(Stated exercise):
Return only the lines running from the line with "What data populates" down to the line with "Transcribe this image's", both included, exactly as they appear.

(Material supplied):
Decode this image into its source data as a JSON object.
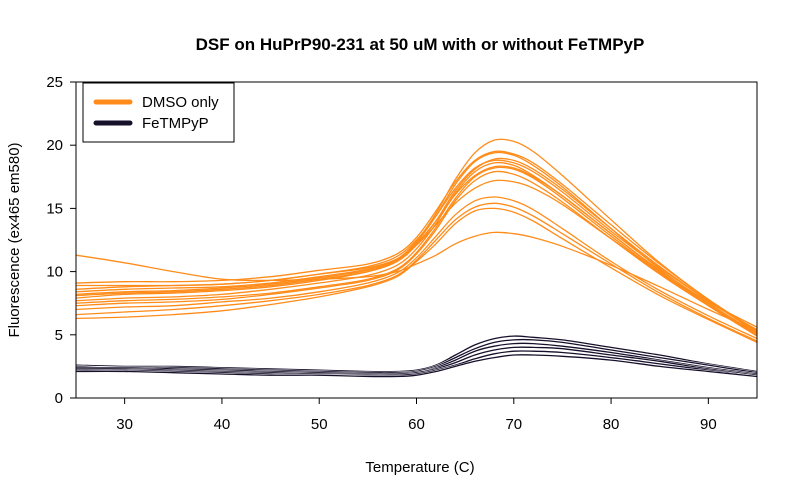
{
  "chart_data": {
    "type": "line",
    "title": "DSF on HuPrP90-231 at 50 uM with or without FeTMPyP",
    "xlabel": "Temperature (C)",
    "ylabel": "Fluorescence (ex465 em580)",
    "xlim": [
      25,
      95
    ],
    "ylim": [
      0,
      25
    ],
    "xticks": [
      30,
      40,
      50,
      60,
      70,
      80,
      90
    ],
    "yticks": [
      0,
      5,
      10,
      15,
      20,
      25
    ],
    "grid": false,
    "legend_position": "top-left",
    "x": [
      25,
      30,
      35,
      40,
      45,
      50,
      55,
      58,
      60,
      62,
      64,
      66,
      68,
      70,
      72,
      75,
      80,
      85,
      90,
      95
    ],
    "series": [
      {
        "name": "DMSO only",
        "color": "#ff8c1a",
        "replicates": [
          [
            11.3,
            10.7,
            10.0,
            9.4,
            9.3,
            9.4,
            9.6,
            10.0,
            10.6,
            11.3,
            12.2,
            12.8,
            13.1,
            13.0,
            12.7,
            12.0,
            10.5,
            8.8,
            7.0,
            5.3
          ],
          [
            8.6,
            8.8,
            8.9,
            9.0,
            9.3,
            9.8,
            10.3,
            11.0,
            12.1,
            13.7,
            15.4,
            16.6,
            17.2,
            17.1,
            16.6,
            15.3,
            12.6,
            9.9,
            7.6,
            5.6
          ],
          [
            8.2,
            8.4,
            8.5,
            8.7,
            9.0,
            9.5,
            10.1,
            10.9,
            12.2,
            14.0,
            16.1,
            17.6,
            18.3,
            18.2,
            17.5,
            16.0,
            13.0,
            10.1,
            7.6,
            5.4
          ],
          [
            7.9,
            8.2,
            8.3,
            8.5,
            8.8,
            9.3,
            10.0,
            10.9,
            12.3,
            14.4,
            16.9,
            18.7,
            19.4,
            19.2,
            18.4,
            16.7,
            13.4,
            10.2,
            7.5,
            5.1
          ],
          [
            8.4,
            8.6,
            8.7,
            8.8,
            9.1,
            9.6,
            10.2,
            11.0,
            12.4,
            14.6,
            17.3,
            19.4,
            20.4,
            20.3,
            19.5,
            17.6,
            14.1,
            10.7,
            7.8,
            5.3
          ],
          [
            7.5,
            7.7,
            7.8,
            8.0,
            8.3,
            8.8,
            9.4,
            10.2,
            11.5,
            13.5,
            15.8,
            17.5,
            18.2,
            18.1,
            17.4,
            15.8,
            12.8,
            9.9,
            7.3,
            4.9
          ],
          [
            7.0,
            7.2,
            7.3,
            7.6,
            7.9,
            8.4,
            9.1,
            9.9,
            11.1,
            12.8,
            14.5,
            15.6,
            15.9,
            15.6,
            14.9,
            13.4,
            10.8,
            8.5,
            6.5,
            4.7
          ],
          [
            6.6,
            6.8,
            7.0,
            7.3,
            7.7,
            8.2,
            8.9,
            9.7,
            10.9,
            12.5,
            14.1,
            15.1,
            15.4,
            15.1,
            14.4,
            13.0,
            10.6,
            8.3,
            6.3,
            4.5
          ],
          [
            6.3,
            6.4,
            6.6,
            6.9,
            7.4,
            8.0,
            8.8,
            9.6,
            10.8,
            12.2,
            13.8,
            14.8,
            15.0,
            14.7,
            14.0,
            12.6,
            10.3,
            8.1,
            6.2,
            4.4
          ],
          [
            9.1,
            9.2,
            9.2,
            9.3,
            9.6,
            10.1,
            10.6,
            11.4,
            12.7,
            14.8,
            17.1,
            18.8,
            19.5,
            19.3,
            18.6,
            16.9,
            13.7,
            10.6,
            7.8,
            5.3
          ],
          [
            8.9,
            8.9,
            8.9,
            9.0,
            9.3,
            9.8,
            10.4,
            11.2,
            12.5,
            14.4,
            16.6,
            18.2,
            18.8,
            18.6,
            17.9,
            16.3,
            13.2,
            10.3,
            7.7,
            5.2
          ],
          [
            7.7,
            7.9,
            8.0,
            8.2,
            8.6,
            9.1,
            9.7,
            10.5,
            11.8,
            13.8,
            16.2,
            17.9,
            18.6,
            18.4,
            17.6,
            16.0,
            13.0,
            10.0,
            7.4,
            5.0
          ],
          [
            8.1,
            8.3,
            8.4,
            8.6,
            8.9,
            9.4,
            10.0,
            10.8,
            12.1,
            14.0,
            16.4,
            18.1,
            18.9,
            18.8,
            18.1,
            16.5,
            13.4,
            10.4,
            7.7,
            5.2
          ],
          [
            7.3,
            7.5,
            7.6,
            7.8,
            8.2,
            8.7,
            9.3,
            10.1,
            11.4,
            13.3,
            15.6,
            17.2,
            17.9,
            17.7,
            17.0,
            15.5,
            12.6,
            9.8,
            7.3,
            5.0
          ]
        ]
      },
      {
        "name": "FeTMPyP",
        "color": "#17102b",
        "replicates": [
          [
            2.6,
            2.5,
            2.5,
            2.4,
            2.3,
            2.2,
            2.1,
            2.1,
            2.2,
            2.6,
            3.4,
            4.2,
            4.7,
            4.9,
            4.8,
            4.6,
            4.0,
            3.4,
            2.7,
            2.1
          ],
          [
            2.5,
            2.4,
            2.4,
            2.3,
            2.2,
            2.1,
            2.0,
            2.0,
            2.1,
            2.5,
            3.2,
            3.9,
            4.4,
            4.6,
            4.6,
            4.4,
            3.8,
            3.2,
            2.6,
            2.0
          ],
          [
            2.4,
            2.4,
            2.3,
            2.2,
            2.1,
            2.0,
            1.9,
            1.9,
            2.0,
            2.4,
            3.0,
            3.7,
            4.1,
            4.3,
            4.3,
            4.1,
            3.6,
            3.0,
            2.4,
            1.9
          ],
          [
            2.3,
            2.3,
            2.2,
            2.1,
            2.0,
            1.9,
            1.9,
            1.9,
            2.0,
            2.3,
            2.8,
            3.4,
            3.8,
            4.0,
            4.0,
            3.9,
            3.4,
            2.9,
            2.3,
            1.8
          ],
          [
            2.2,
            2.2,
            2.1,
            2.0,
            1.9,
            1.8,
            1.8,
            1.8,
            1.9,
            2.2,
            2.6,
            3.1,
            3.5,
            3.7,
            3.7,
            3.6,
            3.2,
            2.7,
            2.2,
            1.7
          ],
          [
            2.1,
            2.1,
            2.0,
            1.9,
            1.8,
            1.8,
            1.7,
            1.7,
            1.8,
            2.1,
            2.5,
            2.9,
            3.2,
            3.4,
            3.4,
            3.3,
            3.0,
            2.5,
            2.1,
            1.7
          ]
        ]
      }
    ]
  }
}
---
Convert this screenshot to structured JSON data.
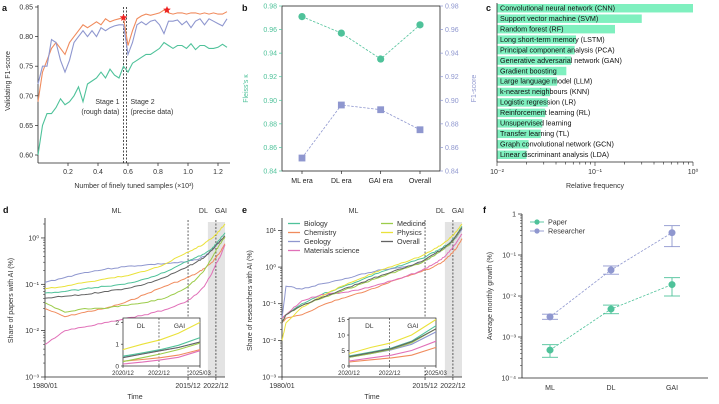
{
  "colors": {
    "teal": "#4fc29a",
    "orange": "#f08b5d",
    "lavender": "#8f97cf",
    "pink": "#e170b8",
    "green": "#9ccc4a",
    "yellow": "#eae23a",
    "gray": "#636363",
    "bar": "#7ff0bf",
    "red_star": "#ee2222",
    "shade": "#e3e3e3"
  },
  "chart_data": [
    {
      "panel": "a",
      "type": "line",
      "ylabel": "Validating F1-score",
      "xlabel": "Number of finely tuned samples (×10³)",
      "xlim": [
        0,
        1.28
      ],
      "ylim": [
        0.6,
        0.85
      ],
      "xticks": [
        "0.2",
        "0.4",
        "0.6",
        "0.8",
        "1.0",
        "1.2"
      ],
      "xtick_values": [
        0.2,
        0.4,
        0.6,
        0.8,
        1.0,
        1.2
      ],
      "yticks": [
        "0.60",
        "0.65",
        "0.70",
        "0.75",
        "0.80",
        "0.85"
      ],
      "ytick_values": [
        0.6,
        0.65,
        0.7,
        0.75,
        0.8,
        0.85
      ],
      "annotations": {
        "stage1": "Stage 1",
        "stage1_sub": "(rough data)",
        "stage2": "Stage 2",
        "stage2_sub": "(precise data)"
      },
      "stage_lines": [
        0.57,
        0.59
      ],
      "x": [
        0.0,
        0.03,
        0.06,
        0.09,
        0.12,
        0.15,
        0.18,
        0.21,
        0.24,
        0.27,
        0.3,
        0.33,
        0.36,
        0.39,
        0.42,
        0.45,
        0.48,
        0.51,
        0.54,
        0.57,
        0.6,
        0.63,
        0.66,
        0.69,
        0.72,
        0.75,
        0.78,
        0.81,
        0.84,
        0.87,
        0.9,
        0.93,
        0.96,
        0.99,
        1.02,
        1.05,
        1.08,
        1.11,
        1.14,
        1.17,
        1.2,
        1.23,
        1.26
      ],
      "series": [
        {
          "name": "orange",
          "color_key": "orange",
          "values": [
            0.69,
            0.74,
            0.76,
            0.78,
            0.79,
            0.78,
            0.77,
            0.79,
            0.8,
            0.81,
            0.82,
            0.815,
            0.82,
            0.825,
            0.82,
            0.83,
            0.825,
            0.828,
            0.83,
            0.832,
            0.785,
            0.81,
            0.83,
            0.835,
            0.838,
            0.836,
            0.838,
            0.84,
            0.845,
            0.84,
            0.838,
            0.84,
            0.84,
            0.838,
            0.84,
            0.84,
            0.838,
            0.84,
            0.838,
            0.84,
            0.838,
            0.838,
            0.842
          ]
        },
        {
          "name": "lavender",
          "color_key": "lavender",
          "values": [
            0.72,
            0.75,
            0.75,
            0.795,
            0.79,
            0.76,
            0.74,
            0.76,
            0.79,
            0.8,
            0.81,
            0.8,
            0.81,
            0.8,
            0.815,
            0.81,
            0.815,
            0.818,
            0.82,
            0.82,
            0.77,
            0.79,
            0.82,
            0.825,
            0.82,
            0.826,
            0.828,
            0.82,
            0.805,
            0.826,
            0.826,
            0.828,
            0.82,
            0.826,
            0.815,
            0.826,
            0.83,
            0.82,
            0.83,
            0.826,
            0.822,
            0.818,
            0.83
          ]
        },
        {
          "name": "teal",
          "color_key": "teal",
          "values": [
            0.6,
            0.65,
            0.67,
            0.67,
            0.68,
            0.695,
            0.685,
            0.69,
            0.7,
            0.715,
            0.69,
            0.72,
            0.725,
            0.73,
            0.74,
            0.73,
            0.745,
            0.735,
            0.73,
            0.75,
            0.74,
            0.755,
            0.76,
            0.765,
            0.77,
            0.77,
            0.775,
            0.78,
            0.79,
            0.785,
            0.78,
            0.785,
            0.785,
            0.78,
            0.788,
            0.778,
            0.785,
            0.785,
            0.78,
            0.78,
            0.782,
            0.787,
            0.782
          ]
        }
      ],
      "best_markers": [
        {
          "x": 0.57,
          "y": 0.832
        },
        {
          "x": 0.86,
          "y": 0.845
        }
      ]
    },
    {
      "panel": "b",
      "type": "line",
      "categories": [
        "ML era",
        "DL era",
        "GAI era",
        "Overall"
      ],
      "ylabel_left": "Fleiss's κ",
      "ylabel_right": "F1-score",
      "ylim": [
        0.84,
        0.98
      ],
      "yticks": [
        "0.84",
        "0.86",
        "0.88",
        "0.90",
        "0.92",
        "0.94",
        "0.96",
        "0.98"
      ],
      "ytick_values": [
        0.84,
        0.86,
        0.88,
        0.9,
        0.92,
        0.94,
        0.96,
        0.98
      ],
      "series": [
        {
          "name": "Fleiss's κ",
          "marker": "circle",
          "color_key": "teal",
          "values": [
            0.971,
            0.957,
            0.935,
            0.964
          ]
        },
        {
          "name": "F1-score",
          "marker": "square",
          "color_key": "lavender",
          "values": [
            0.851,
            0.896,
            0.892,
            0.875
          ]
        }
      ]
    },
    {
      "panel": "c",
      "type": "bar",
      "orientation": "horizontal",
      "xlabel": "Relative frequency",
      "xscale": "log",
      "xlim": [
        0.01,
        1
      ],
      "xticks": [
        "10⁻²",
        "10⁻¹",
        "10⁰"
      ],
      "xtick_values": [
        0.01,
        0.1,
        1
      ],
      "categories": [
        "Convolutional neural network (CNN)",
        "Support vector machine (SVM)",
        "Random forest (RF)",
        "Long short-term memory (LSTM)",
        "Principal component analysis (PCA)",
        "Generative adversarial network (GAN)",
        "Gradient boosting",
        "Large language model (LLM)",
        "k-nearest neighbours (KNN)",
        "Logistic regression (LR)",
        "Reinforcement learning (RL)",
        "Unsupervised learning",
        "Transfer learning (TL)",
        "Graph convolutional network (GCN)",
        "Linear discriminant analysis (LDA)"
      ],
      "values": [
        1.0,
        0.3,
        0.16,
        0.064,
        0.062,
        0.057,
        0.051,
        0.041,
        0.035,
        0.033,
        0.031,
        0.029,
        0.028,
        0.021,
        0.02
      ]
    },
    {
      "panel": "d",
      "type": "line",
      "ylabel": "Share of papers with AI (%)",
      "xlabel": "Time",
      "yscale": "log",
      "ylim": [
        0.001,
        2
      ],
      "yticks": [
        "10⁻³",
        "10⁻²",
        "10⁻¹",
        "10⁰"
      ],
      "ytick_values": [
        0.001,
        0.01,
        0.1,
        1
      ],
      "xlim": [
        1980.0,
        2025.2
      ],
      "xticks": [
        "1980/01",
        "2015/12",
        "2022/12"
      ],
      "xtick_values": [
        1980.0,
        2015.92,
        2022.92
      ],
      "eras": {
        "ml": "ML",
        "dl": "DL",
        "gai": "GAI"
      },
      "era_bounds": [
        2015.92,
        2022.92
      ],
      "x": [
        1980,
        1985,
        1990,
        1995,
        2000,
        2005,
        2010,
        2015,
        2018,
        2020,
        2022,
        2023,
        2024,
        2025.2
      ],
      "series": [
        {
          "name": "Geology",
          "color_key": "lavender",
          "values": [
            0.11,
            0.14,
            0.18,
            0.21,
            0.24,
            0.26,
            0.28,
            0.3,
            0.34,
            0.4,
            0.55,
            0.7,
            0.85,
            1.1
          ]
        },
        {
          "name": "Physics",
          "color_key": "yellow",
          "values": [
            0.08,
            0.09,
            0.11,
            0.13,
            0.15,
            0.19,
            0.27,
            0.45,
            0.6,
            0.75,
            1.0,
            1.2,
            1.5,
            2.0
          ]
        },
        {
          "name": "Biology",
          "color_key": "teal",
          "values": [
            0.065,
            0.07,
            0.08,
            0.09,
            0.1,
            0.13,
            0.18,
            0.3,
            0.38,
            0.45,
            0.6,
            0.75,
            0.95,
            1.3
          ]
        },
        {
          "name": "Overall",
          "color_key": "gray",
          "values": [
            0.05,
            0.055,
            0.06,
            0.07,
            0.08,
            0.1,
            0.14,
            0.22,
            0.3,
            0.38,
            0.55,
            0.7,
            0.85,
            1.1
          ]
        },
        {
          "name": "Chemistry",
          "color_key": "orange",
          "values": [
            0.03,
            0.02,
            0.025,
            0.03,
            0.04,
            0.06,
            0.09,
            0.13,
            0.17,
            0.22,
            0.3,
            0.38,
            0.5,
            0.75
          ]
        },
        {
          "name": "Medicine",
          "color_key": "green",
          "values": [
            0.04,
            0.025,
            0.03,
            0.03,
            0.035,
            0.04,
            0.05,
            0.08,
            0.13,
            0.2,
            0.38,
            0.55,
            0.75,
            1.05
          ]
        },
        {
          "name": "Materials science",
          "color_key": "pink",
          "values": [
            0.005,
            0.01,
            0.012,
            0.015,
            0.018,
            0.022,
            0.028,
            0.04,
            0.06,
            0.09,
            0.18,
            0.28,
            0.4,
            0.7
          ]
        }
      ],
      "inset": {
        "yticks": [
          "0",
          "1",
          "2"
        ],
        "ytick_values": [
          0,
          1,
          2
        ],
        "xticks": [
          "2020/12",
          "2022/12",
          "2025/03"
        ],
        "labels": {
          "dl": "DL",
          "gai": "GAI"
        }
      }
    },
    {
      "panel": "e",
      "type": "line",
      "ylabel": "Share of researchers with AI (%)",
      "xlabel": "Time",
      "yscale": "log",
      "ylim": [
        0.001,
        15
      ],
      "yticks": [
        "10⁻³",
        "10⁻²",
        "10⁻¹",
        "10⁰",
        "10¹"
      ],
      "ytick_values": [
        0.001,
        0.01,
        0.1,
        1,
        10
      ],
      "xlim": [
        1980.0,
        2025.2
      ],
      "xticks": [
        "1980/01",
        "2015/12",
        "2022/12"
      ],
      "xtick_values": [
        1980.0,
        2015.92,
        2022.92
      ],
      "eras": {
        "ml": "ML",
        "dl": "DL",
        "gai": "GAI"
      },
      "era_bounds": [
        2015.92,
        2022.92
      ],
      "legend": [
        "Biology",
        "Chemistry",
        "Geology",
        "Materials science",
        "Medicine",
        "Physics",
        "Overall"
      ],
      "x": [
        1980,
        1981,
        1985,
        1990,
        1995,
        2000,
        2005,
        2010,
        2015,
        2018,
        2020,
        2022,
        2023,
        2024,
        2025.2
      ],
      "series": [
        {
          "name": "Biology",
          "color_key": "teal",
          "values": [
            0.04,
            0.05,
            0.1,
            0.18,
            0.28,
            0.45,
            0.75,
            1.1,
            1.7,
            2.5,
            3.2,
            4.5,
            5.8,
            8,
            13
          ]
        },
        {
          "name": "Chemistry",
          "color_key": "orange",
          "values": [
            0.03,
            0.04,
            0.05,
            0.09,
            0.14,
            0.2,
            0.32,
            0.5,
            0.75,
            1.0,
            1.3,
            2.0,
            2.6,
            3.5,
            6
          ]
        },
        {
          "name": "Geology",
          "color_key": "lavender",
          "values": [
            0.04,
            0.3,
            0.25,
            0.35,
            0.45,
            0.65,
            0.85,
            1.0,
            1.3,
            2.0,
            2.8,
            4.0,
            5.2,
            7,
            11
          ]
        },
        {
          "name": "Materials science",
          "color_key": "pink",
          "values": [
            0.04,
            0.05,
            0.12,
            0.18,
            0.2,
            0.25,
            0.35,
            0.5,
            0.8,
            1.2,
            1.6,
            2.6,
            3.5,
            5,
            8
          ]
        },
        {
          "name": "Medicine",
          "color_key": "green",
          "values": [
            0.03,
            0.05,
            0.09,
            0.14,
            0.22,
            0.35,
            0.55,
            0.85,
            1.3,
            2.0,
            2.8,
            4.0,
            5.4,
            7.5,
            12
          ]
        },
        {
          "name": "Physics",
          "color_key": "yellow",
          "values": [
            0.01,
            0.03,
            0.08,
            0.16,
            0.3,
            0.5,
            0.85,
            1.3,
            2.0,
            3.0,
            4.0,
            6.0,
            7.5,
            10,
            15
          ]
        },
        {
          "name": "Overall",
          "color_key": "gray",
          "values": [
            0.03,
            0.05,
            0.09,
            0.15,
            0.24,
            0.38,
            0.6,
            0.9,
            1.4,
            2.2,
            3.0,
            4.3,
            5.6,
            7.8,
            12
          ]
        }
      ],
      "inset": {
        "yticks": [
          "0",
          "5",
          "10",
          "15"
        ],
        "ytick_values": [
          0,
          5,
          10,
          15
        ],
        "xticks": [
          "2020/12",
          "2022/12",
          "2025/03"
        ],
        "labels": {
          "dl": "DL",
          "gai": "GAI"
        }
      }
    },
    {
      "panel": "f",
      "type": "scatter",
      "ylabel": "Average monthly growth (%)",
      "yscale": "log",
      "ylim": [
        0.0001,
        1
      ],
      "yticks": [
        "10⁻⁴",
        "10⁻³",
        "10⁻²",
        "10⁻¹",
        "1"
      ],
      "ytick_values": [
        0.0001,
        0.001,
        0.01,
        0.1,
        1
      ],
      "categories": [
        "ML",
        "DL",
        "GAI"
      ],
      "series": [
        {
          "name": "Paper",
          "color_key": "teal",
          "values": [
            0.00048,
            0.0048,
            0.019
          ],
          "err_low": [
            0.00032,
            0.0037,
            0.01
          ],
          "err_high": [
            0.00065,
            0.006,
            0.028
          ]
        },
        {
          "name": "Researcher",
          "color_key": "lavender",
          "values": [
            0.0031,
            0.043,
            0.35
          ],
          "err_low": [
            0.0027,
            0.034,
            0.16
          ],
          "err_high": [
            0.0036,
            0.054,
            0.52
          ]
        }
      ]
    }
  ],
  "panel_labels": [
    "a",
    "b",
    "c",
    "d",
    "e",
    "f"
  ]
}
* * *
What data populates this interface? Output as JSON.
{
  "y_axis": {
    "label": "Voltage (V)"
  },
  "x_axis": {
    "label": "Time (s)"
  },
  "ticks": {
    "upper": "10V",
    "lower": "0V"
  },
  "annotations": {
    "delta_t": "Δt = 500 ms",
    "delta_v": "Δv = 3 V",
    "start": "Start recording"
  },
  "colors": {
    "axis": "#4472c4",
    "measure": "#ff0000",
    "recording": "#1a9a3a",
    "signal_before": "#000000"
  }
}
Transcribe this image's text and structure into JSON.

(Right answer):
What data populates this interface? Output as JSON.
{
  "y_axis": {
    "label": "Voltage (V)"
  },
  "x_axis": {
    "label": "Time (s)"
  },
  "ticks": {
    "upper": "10V",
    "lower": "0V"
  },
  "annotations": {
    "delta_t": "Δt = 500 ms",
    "delta_v": "Δv = 3 V",
    "start": "Start recording"
  },
  "colors": {
    "axis": "#4472c4",
    "measure": "#ff0000",
    "recording": "#1a9a3a",
    "signal_before": "#000000"
  }
}
Transcribe this image's text and structure into JSON.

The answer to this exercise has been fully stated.